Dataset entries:

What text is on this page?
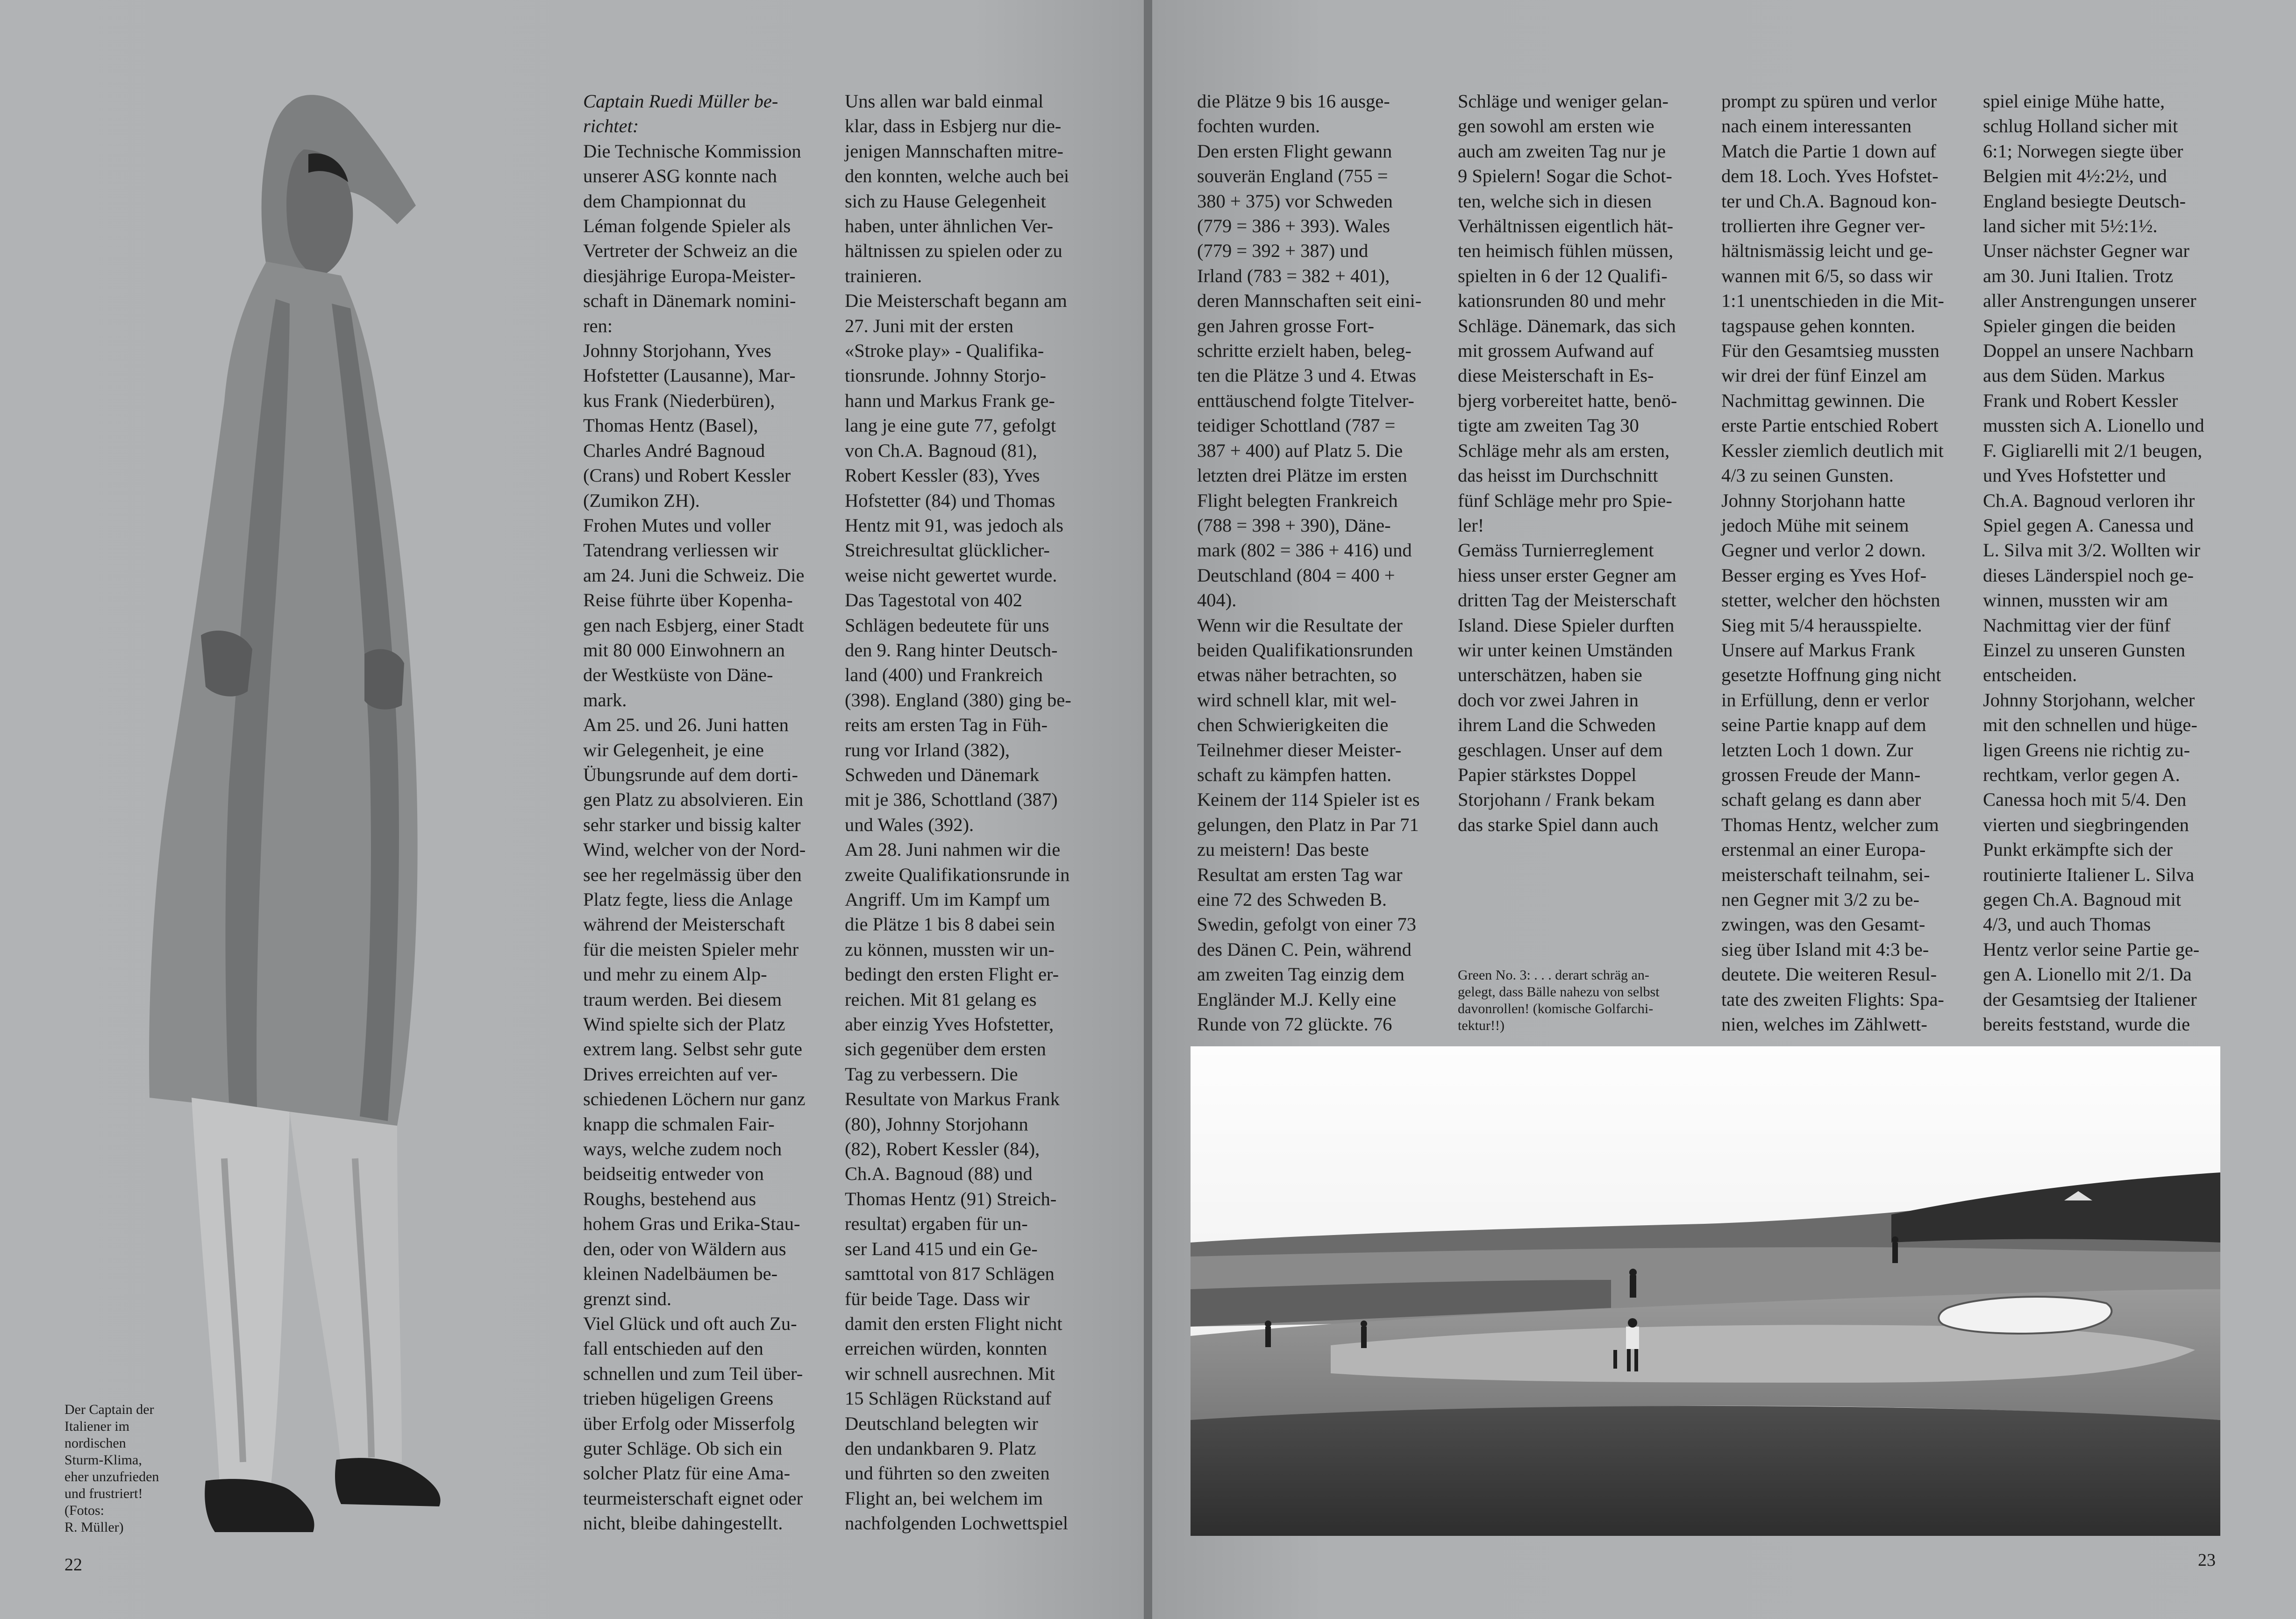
Der Captain der
Italiener im
nordischen
Sturm-Klima,
eher unzufrieden
und frustriert!
(Fotos:
R. Müller)
22

Captain Ruedi Müller be-

richtet:

Die Technische Kommission

unserer ASG konnte nach

dem Championnat du

Léman folgende Spieler als

Vertreter der Schweiz an die

diesjährige Europa-Meister-

schaft in Dänemark nomini-

ren:

Johnny Storjohann, Yves

Hofstetter (Lausanne), Mar-

kus Frank (Niederbüren),

Thomas Hentz (Basel),

Charles André Bagnoud

(Crans) und Robert Kessler

(Zumikon ZH).

Frohen Mutes und voller

Tatendrang verliessen wir

am 24. Juni die Schweiz. Die

Reise führte über Kopenha-

gen nach Esbjerg, einer Stadt

mit 80 000 Einwohnern an

der Westküste von Däne-

mark.

Am 25. und 26. Juni hatten

wir Gelegenheit, je eine

Übungsrunde auf dem dorti-

gen Platz zu absolvieren. Ein

sehr starker und bissig kalter

Wind, welcher von der Nord-

see her regelmässig über den

Platz fegte, liess die Anlage

während der Meisterschaft

für die meisten Spieler mehr

und mehr zu einem Alp-

traum werden. Bei diesem

Wind spielte sich der Platz

extrem lang. Selbst sehr gute

Drives erreichten auf ver-

schiedenen Löchern nur ganz

knapp die schmalen Fair-

ways, welche zudem noch

beidseitig entweder von

Roughs, bestehend aus

hohem Gras und Erika-Stau-

den, oder von Wäldern aus

kleinen Nadelbäumen be-

grenzt sind.

Viel Glück und oft auch Zu-

fall entschieden auf den

schnellen und zum Teil über-

trieben hügeligen Greens

über Erfolg oder Misserfolg

guter Schläge. Ob sich ein

solcher Platz für eine Ama-

teurmeisterschaft eignet oder

nicht, bleibe dahingestellt.

Uns allen war bald einmal

klar, dass in Esbjerg nur die-

jenigen Mannschaften mitre-

den konnten, welche auch bei

sich zu Hause Gelegenheit

haben, unter ähnlichen Ver-

hältnissen zu spielen oder zu

trainieren.

Die Meisterschaft begann am

27. Juni mit der ersten

«Stroke play» - Qualifika-

tionsrunde. Johnny Storjo-

hann und Markus Frank ge-

lang je eine gute 77, gefolgt

von Ch.A. Bagnoud (81),

Robert Kessler (83), Yves

Hofstetter (84) und Thomas

Hentz mit 91, was jedoch als

Streichresultat glücklicher-

weise nicht gewertet wurde.

Das Tagestotal von 402

Schlägen bedeutete für uns

den 9. Rang hinter Deutsch-

land (400) und Frankreich

(398). England (380) ging be-

reits am ersten Tag in Füh-

rung vor Irland (382),

Schweden und Dänemark

mit je 386, Schottland (387)

und Wales (392).

Am 28. Juni nahmen wir die

zweite Qualifikationsrunde in

Angriff. Um im Kampf um

die Plätze 1 bis 8 dabei sein

zu können, mussten wir un-

bedingt den ersten Flight er-

reichen. Mit 81 gelang es

aber einzig Yves Hofstetter,

sich gegenüber dem ersten

Tag zu verbessern. Die

Resultate von Markus Frank

(80), Johnny Storjohann

(82), Robert Kessler (84),

Ch.A. Bagnoud (88) und

Thomas Hentz (91) Streich-

resultat) ergaben für un-

ser Land 415 und ein Ge-

samttotal von 817 Schlägen

für beide Tage. Dass wir

damit den ersten Flight nicht

erreichen würden, konnten

wir schnell ausrechnen. Mit

15 Schlägen Rückstand auf

Deutschland belegten wir

den undankbaren 9. Platz

und führten so den zweiten

Flight an, bei welchem im

nachfolgenden Lochwettspiel

die Plätze 9 bis 16 ausge-

fochten wurden.

Den ersten Flight gewann

souverän England (755 =

380 + 375) vor Schweden

(779 = 386 + 393). Wales

(779 = 392 + 387) und

Irland (783 = 382 + 401),

deren Mannschaften seit eini-

gen Jahren grosse Fort-

schritte erzielt haben, beleg-

ten die Plätze 3 und 4. Etwas

enttäuschend folgte Titelver-

teidiger Schottland (787 =

387 + 400) auf Platz 5. Die

letzten drei Plätze im ersten

Flight belegten Frankreich

(788 = 398 + 390), Däne-

mark (802 = 386 + 416) und

Deutschland (804 = 400 +

404).

Wenn wir die Resultate der

beiden Qualifikationsrunden

etwas näher betrachten, so

wird schnell klar, mit wel-

chen Schwierigkeiten die

Teilnehmer dieser Meister-

schaft zu kämpfen hatten.

Keinem der 114 Spieler ist es

gelungen, den Platz in Par 71

zu meistern! Das beste

Resultat am ersten Tag war

eine 72 des Schweden B.

Swedin, gefolgt von einer 73

des Dänen C. Pein, während

am zweiten Tag einzig dem

Engländer M.J. Kelly eine

Runde von 72 glückte. 76

Schläge und weniger gelan-

gen sowohl am ersten wie

auch am zweiten Tag nur je

9 Spielern! Sogar die Schot-

ten, welche sich in diesen

Verhältnissen eigentlich hät-

ten heimisch fühlen müssen,

spielten in 6 der 12 Qualifi-

kationsrunden 80 und mehr

Schläge. Dänemark, das sich

mit grossem Aufwand auf

diese Meisterschaft in Es-

bjerg vorbereitet hatte, benö-

tigte am zweiten Tag 30

Schläge mehr als am ersten,

das heisst im Durchschnitt

fünf Schläge mehr pro Spie-

ler!

Gemäss Turnierreglement

hiess unser erster Gegner am

dritten Tag der Meisterschaft

Island. Diese Spieler durften

wir unter keinen Umständen

unterschätzen, haben sie

doch vor zwei Jahren in

ihrem Land die Schweden

geschlagen. Unser auf dem

Papier stärkstes Doppel

Storjohann / Frank bekam

das starke Spiel dann auch

Green No. 3: . . . derart schräg an-
gelegt, dass Bälle nahezu von selbst
davonrollen! (komische Golfarchi-
tektur!!)

prompt zu spüren und verlor

nach einem interessanten

Match die Partie 1 down auf

dem 18. Loch. Yves Hofstet-

ter und Ch.A. Bagnoud kon-

trollierten ihre Gegner ver-

hältnismässig leicht und ge-

wannen mit 6/5, so dass wir

1:1 unentschieden in die Mit-

tagspause gehen konnten.

Für den Gesamtsieg mussten

wir drei der fünf Einzel am

Nachmittag gewinnen. Die

erste Partie entschied Robert

Kessler ziemlich deutlich mit

4/3 zu seinen Gunsten.

Johnny Storjohann hatte

jedoch Mühe mit seinem

Gegner und verlor 2 down.

Besser erging es Yves Hof-

stetter, welcher den höchsten

Sieg mit 5/4 herausspielte.

Unsere auf Markus Frank

gesetzte Hoffnung ging nicht

in Erfüllung, denn er verlor

seine Partie knapp auf dem

letzten Loch 1 down. Zur

grossen Freude der Mann-

schaft gelang es dann aber

Thomas Hentz, welcher zum

erstenmal an einer Europa-

meisterschaft teilnahm, sei-

nen Gegner mit 3/2 zu be-

zwingen, was den Gesamt-

sieg über Island mit 4:3 be-

deutete. Die weiteren Resul-

tate des zweiten Flights: Spa-

nien, welches im Zählwett-

spiel einige Mühe hatte,

schlug Holland sicher mit

6:1; Norwegen siegte über

Belgien mit 4½:2½, und

England besiegte Deutsch-

land sicher mit 5½:1½.

Unser nächster Gegner war

am 30. Juni Italien. Trotz

aller Anstrengungen unserer

Spieler gingen die beiden

Doppel an unsere Nachbarn

aus dem Süden. Markus

Frank und Robert Kessler

mussten sich A. Lionello und

F. Gigliarelli mit 2/1 beugen,

und Yves Hofstetter und

Ch.A. Bagnoud verloren ihr

Spiel gegen A. Canessa und

L. Silva mit 3/2. Wollten wir

dieses Länderspiel noch ge-

winnen, mussten wir am

Nachmittag vier der fünf

Einzel zu unseren Gunsten

entscheiden.

Johnny Storjohann, welcher

mit den schnellen und hüge-

ligen Greens nie richtig zu-

rechtkam, verlor gegen A.

Canessa hoch mit 5/4. Den

vierten und siegbringenden

Punkt erkämpfte sich der

routinierte Italiener L. Silva

gegen Ch.A. Bagnoud mit

4/3, und auch Thomas

Hentz verlor seine Partie ge-

gen A. Lionello mit 2/1. Da

der Gesamtsieg der Italiener

bereits feststand, wurde die

23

What is asked: Respond with the number of lines containing "Nachmittag" and no additional words.

The reply: 2